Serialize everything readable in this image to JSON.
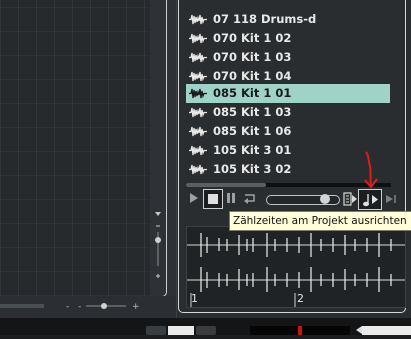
{
  "colors": {
    "selection": "#9fd3c7",
    "annotation_red": "#e01b1b",
    "tooltip_bg": "#fffed8"
  },
  "library": {
    "items": [
      {
        "label": "07 118 Drums-d",
        "selected": false
      },
      {
        "label": "070 Kit 1 02",
        "selected": false
      },
      {
        "label": "070 Kit 1 03",
        "selected": false
      },
      {
        "label": "070 Kit 1 04",
        "selected": false
      },
      {
        "label": "085 Kit 1 01",
        "selected": true
      },
      {
        "label": "085 Kit 1 03",
        "selected": false
      },
      {
        "label": "085 Kit 1 06",
        "selected": false
      },
      {
        "label": "105 Kit 3 01",
        "selected": false
      },
      {
        "label": "105 Kit 3 02",
        "selected": false
      }
    ]
  },
  "transport": {
    "icons": [
      "play-icon",
      "stop-icon",
      "pause-icon",
      "loop-icon",
      "align-beats-icon",
      "next-icon"
    ]
  },
  "tooltip": {
    "text": "Zählzeiten am Projekt ausrichten"
  },
  "preview": {
    "ruler_labels": [
      "1",
      "2"
    ]
  },
  "editor": {
    "bottom_marks": [
      "-",
      "-",
      "+"
    ]
  }
}
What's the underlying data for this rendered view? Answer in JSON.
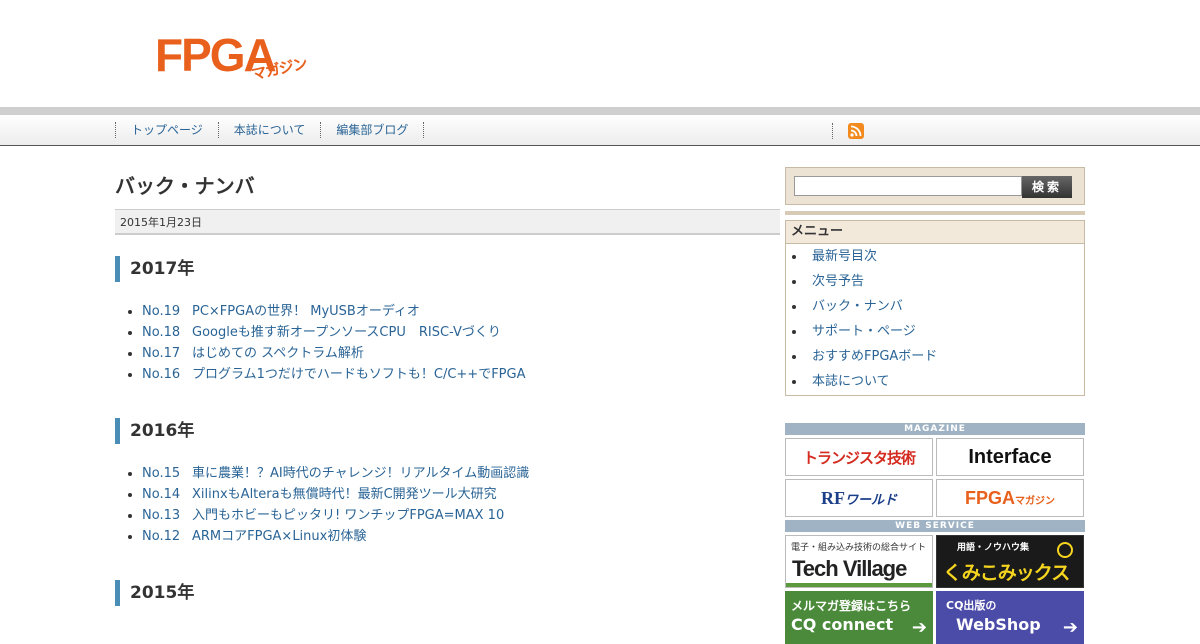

## Exercise requirements
Would you mind returning each entry above word for word, skipping the images?

## Correct result
Serialize everything readable in this image to JSON.
{
  "colors": {
    "selection": "#9fd3c7",
    "annotation_red": "#e01b1b",
    "tooltip_bg": "#fffed8"
  },
  "library": {
    "items": [
      {
        "label": "07 118 Drums-d",
        "selected": false
      },
      {
        "label": "070 Kit 1 02",
        "selected": false
      },
      {
        "label": "070 Kit 1 03",
        "selected": false
      },
      {
        "label": "070 Kit 1 04",
        "selected": false
      },
      {
        "label": "085 Kit 1 01",
        "selected": true
      },
      {
        "label": "085 Kit 1 03",
        "selected": false
      },
      {
        "label": "085 Kit 1 06",
        "selected": false
      },
      {
        "label": "105 Kit 3 01",
        "selected": false
      },
      {
        "label": "105 Kit 3 02",
        "selected": false
      }
    ]
  },
  "transport": {
    "icons": [
      "play-icon",
      "stop-icon",
      "pause-icon",
      "loop-icon",
      "align-beats-icon",
      "next-icon"
    ]
  },
  "tooltip": {
    "text": "Zählzeiten am Projekt ausrichten"
  },
  "preview": {
    "ruler_labels": [
      "1",
      "2"
    ]
  },
  "editor": {
    "bottom_marks": [
      "-",
      "-",
      "+"
    ]
  }
}
What's the underlying data for this rendered view? Answer in JSON.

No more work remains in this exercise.